- DIRECTIONS FOR THIS TASK -
Show, in full, each line of the data that contains "omnia".

(Dataset items)
┄┄┄┄┄┄┄┄┄┄

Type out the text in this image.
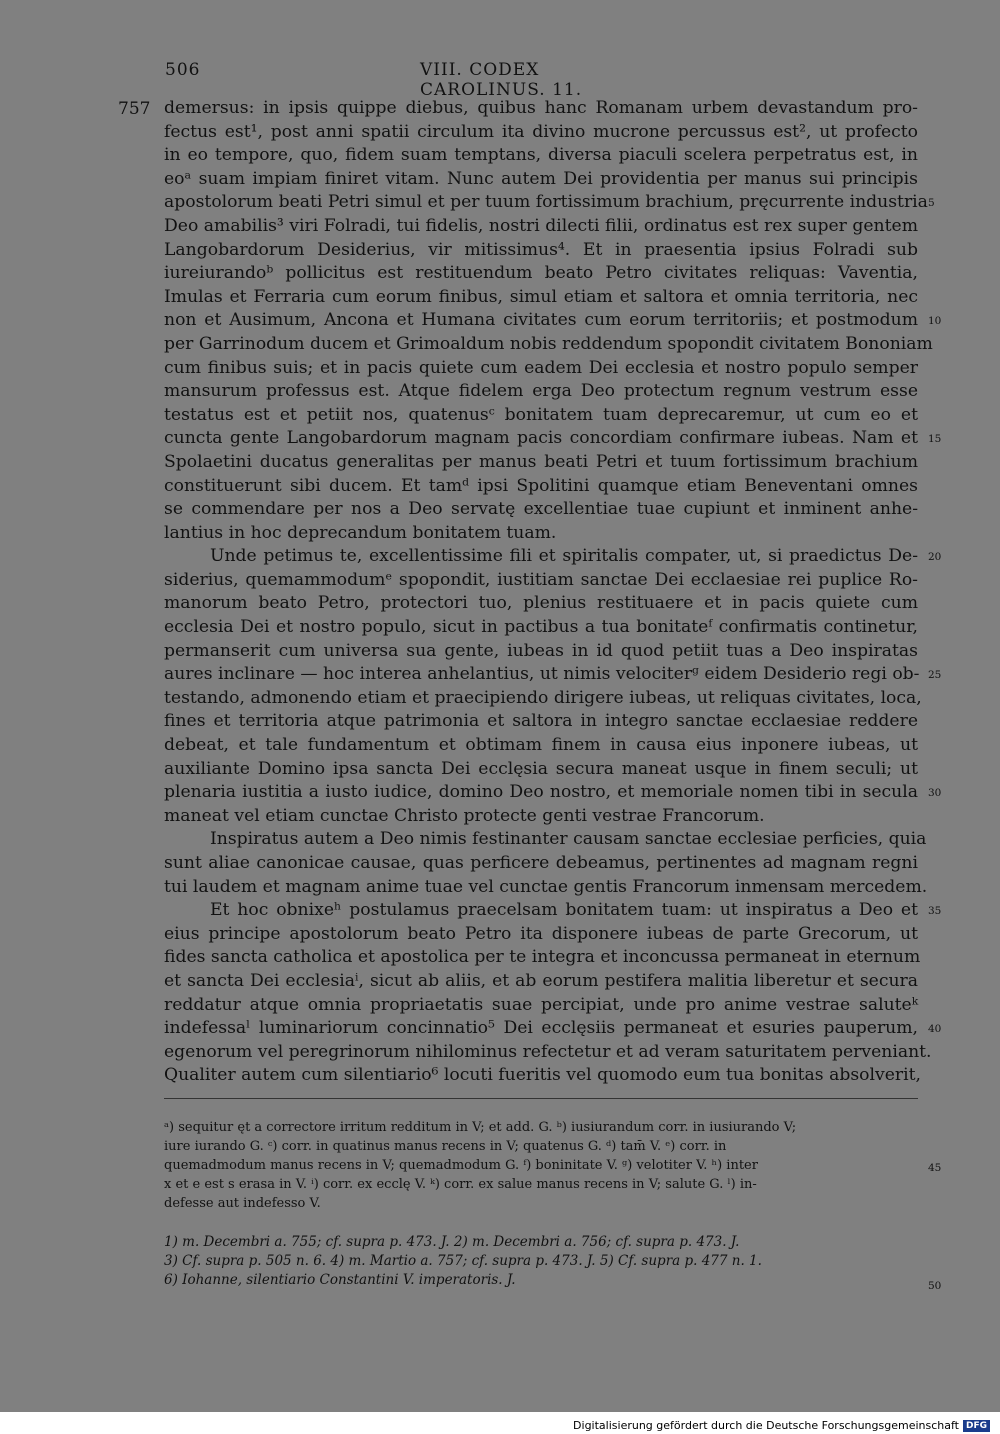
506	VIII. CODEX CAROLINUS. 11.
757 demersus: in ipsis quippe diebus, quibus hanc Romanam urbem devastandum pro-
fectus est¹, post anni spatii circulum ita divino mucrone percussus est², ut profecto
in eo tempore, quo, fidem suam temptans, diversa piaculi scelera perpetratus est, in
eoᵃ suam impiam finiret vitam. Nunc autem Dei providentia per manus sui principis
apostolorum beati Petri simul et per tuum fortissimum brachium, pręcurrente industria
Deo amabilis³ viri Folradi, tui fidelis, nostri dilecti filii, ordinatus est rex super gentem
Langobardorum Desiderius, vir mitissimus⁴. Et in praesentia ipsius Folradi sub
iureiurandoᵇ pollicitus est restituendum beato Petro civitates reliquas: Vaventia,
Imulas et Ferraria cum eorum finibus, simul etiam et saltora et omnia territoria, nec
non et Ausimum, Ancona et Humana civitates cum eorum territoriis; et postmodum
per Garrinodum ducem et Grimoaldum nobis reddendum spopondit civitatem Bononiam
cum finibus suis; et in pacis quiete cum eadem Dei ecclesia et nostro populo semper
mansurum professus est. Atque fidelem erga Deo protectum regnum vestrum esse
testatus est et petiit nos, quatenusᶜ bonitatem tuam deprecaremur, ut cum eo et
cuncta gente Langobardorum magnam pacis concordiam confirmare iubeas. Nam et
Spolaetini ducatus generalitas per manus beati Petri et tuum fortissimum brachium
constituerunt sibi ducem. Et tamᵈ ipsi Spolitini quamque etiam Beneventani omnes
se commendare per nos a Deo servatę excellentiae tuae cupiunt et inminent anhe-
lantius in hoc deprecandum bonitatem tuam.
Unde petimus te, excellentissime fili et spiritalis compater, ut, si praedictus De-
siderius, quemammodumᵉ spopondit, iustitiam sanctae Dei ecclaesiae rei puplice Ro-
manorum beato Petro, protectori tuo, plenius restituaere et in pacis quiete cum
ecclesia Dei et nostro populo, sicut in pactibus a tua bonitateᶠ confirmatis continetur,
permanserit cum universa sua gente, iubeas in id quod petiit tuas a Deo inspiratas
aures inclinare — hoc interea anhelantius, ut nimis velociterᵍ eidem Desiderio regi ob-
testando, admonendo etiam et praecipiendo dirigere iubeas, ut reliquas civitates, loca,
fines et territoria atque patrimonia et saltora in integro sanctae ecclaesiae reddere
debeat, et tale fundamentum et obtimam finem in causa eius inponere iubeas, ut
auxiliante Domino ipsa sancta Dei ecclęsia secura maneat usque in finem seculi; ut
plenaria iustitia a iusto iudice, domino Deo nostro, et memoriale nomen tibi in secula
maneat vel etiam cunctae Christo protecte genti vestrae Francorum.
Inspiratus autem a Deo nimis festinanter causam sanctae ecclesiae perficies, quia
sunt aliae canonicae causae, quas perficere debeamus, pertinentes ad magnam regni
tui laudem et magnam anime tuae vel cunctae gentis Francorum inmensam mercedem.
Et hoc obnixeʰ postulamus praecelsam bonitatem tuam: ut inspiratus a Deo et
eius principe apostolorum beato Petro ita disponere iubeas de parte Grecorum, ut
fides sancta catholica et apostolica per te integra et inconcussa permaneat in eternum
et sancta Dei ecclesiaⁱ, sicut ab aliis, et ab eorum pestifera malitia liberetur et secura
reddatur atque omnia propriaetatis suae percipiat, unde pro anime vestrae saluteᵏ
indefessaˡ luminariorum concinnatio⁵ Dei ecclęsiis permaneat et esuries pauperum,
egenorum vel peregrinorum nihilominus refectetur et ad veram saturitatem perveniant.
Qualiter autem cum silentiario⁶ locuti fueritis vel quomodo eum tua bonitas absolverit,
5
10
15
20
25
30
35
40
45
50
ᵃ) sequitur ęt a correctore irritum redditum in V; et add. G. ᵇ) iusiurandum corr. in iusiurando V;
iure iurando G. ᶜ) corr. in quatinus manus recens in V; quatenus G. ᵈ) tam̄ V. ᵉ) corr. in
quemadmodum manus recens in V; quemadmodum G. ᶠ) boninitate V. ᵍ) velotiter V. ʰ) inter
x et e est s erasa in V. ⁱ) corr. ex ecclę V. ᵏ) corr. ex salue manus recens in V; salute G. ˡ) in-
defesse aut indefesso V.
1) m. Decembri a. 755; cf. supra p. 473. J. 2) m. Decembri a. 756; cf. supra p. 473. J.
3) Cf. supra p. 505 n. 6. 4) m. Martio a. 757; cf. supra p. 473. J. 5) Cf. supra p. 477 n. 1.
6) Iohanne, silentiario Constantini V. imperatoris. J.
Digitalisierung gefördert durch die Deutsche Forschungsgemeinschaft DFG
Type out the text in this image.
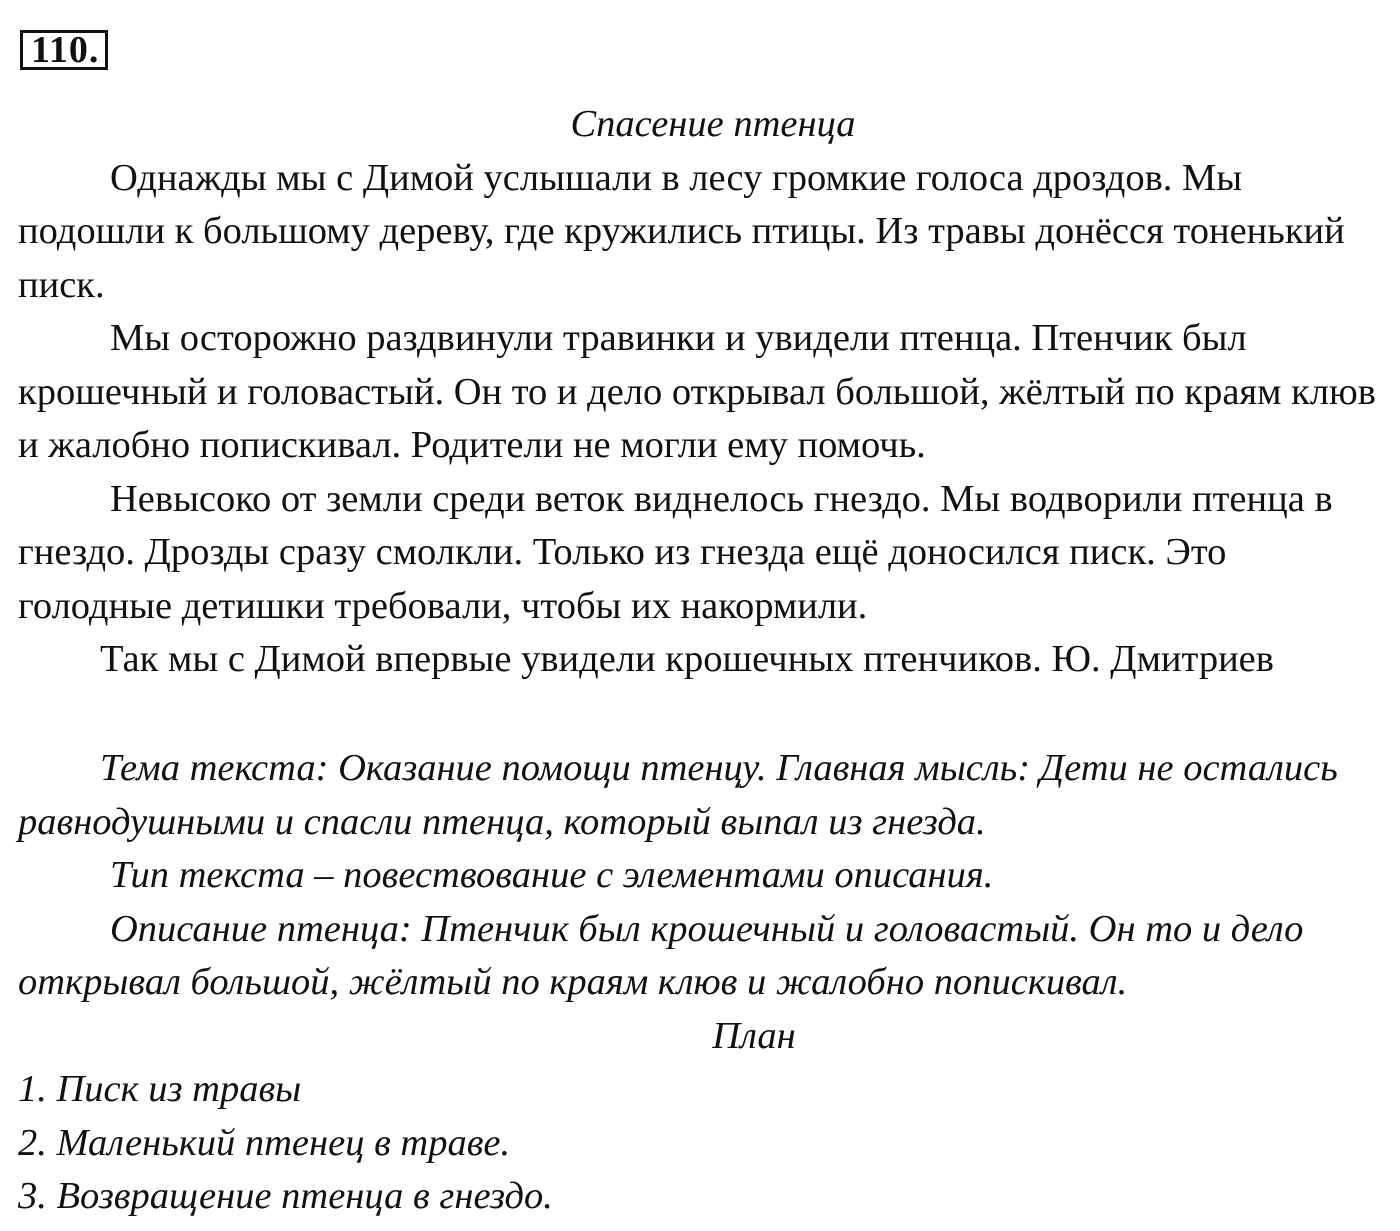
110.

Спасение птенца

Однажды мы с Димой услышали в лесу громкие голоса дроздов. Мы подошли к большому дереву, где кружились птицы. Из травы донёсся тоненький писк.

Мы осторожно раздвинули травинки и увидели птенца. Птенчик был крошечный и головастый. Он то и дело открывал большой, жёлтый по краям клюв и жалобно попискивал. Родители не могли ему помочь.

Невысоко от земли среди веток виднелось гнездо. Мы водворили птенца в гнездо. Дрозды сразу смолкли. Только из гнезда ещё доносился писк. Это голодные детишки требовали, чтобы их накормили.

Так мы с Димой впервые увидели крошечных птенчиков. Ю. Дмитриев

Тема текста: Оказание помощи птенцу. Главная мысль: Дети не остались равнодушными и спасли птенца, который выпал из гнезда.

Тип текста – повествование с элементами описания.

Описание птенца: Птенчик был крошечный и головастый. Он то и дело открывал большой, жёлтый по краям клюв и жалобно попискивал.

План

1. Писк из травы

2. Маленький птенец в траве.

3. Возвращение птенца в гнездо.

┄┄┄┄┄┄┄┄┄┄

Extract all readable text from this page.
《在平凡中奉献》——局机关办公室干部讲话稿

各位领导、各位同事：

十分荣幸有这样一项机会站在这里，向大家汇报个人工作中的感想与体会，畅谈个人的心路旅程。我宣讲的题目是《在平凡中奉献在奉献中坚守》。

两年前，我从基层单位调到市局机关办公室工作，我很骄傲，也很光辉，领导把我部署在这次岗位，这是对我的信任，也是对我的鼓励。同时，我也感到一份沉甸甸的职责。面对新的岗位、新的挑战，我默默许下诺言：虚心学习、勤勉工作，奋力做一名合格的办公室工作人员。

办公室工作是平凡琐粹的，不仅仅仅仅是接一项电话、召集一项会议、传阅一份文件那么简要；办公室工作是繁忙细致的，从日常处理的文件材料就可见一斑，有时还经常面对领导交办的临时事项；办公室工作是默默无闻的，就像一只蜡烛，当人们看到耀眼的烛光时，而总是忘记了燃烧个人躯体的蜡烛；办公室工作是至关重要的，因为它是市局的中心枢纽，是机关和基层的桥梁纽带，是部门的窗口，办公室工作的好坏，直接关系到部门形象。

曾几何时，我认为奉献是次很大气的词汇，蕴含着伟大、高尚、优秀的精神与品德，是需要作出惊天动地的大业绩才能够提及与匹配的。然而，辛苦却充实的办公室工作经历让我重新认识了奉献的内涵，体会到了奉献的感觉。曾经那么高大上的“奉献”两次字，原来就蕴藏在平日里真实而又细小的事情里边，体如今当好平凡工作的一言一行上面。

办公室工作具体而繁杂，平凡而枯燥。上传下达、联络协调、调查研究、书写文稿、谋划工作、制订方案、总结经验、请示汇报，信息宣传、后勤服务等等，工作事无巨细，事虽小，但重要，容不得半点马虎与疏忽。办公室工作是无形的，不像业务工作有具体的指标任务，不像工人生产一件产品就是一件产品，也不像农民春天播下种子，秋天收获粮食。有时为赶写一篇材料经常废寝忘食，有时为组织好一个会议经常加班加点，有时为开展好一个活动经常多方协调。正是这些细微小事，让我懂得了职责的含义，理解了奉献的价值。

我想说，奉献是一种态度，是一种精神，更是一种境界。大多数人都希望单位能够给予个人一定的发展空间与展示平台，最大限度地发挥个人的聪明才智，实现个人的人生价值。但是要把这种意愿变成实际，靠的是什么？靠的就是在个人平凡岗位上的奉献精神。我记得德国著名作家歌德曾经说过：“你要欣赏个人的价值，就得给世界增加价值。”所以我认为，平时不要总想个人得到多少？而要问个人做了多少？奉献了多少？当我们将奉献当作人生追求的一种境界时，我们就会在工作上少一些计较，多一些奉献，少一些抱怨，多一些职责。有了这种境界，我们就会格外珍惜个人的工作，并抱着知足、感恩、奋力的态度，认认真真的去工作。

┄┄┄┄┄┄┄┄┄┄

- RESULT OF THE TASK -
Imulas et Ferraria cum eorum finibus, simul etiam et saltora et omnia territoria, nec
reddatur atque omnia propriaetatis suae percipiat, unde pro anime vestrae saluteᵏ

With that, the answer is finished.